Exercise instructions —
What you return should match every record exactly, with the images removed.
○ ○ ○ ○ ○
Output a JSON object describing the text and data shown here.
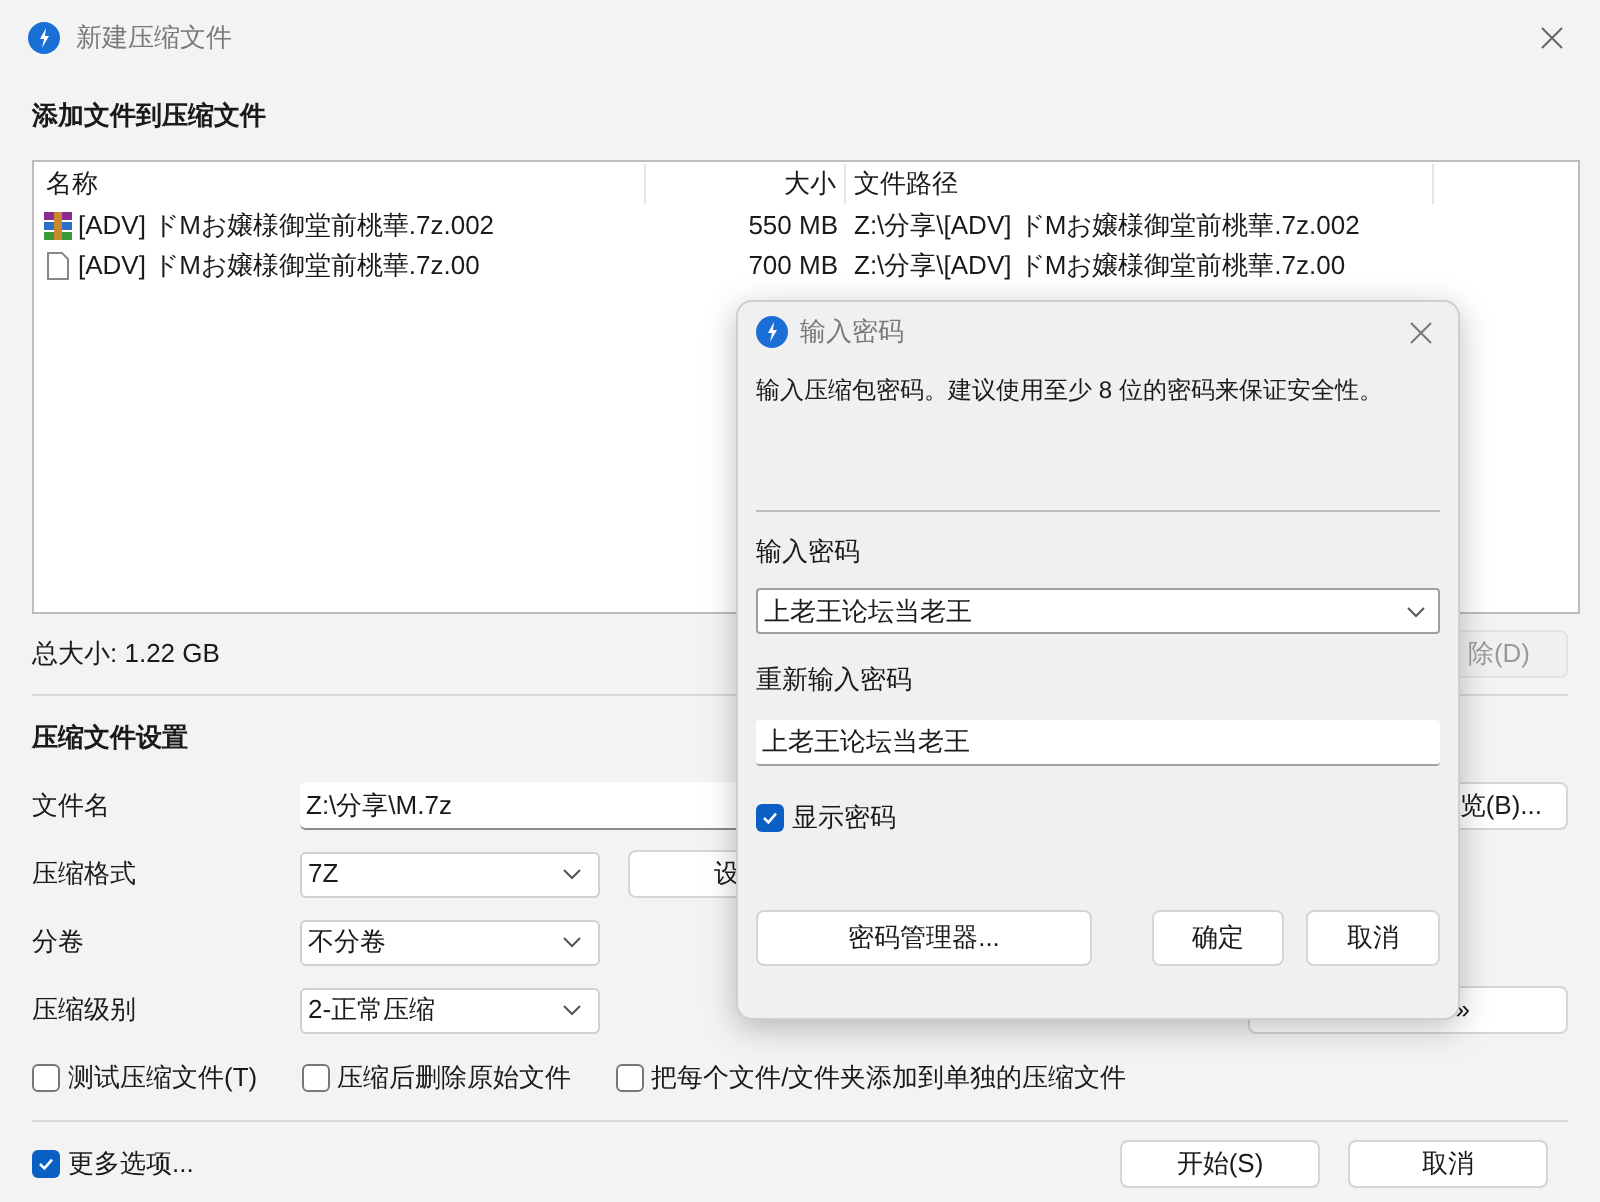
{
  "window": {
    "title": "新建压缩文件"
  },
  "section_title": "添加文件到压缩文件",
  "file_list": {
    "columns": [
      "名称",
      "大小",
      "文件路径"
    ],
    "rows": [
      {
        "kind": "archive",
        "name": "[ADV] ドMお嬢様御堂前桃華.7z.002",
        "size": "550 MB",
        "path": "Z:\\分享\\[ADV] ドMお嬢様御堂前桃華.7z.002"
      },
      {
        "kind": "file",
        "name": "[ADV] ドMお嬢様御堂前桃華.7z.00",
        "size": "700 MB",
        "path": "Z:\\分享\\[ADV] ドMお嬢様御堂前桃華.7z.00"
      }
    ]
  },
  "total_size": "总大小: 1.22 GB",
  "delete_button": "除(D)",
  "settings": {
    "title": "压缩文件设置",
    "filename": {
      "label": "文件名",
      "value": "Z:\\分享\\M.7z"
    },
    "browse_button": "览(B)...",
    "format": {
      "label": "压缩格式",
      "value": "7Z"
    },
    "format_settings_button": "设",
    "split": {
      "label": "分卷",
      "value": "不分卷"
    },
    "level": {
      "label": "压缩级别",
      "value": "2-正常压缩"
    },
    "advanced_button": "»"
  },
  "options": [
    {
      "label": "测试压缩文件(T)",
      "checked": false
    },
    {
      "label": "压缩后删除原始文件",
      "checked": false
    },
    {
      "label": "把每个文件/文件夹添加到单独的压缩文件",
      "checked": false
    }
  ],
  "more_options": {
    "label": "更多选项...",
    "checked": true
  },
  "buttons": [
    "开始(S)",
    "取消"
  ],
  "password_dialog": {
    "title": "输入密码",
    "description": "输入压缩包密码。建议使用至少 8 位的密码来保证安全性。",
    "password": {
      "label": "输入密码",
      "value": "上老王论坛当老王"
    },
    "confirm": {
      "label": "重新输入密码",
      "value": "上老王论坛当老王"
    },
    "show_password": {
      "label": "显示密码",
      "checked": true
    },
    "buttons": [
      "密码管理器...",
      "确定",
      "取消"
    ]
  }
}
○ ○ ○ ○ ○
Exercise solution —
Output a JSON object describing the text and data shown here.
{
  "window": {
    "title": "新建压缩文件"
  },
  "section_title": "添加文件到压缩文件",
  "file_list": {
    "columns": [
      "名称",
      "大小",
      "文件路径"
    ],
    "rows": [
      {
        "kind": "archive",
        "name": "[ADV] ドMお嬢様御堂前桃華.7z.002",
        "size": "550 MB",
        "path": "Z:\\分享\\[ADV] ドMお嬢様御堂前桃華.7z.002"
      },
      {
        "kind": "file",
        "name": "[ADV] ドMお嬢様御堂前桃華.7z.00",
        "size": "700 MB",
        "path": "Z:\\分享\\[ADV] ドMお嬢様御堂前桃華.7z.00"
      }
    ]
  },
  "total_size": "总大小: 1.22 GB",
  "delete_button": "除(D)",
  "settings": {
    "title": "压缩文件设置",
    "filename": {
      "label": "文件名",
      "value": "Z:\\分享\\M.7z"
    },
    "browse_button": "览(B)...",
    "format": {
      "label": "压缩格式",
      "value": "7Z"
    },
    "format_settings_button": "设",
    "split": {
      "label": "分卷",
      "value": "不分卷"
    },
    "level": {
      "label": "压缩级别",
      "value": "2-正常压缩"
    },
    "advanced_button": "»"
  },
  "options": [
    {
      "label": "测试压缩文件(T)",
      "checked": false
    },
    {
      "label": "压缩后删除原始文件",
      "checked": false
    },
    {
      "label": "把每个文件/文件夹添加到单独的压缩文件",
      "checked": false
    }
  ],
  "more_options": {
    "label": "更多选项...",
    "checked": true
  },
  "buttons": [
    "开始(S)",
    "取消"
  ],
  "password_dialog": {
    "title": "输入密码",
    "description": "输入压缩包密码。建议使用至少 8 位的密码来保证安全性。",
    "password": {
      "label": "输入密码",
      "value": "上老王论坛当老王"
    },
    "confirm": {
      "label": "重新输入密码",
      "value": "上老王论坛当老王"
    },
    "show_password": {
      "label": "显示密码",
      "checked": true
    },
    "buttons": [
      "密码管理器...",
      "确定",
      "取消"
    ]
  }
}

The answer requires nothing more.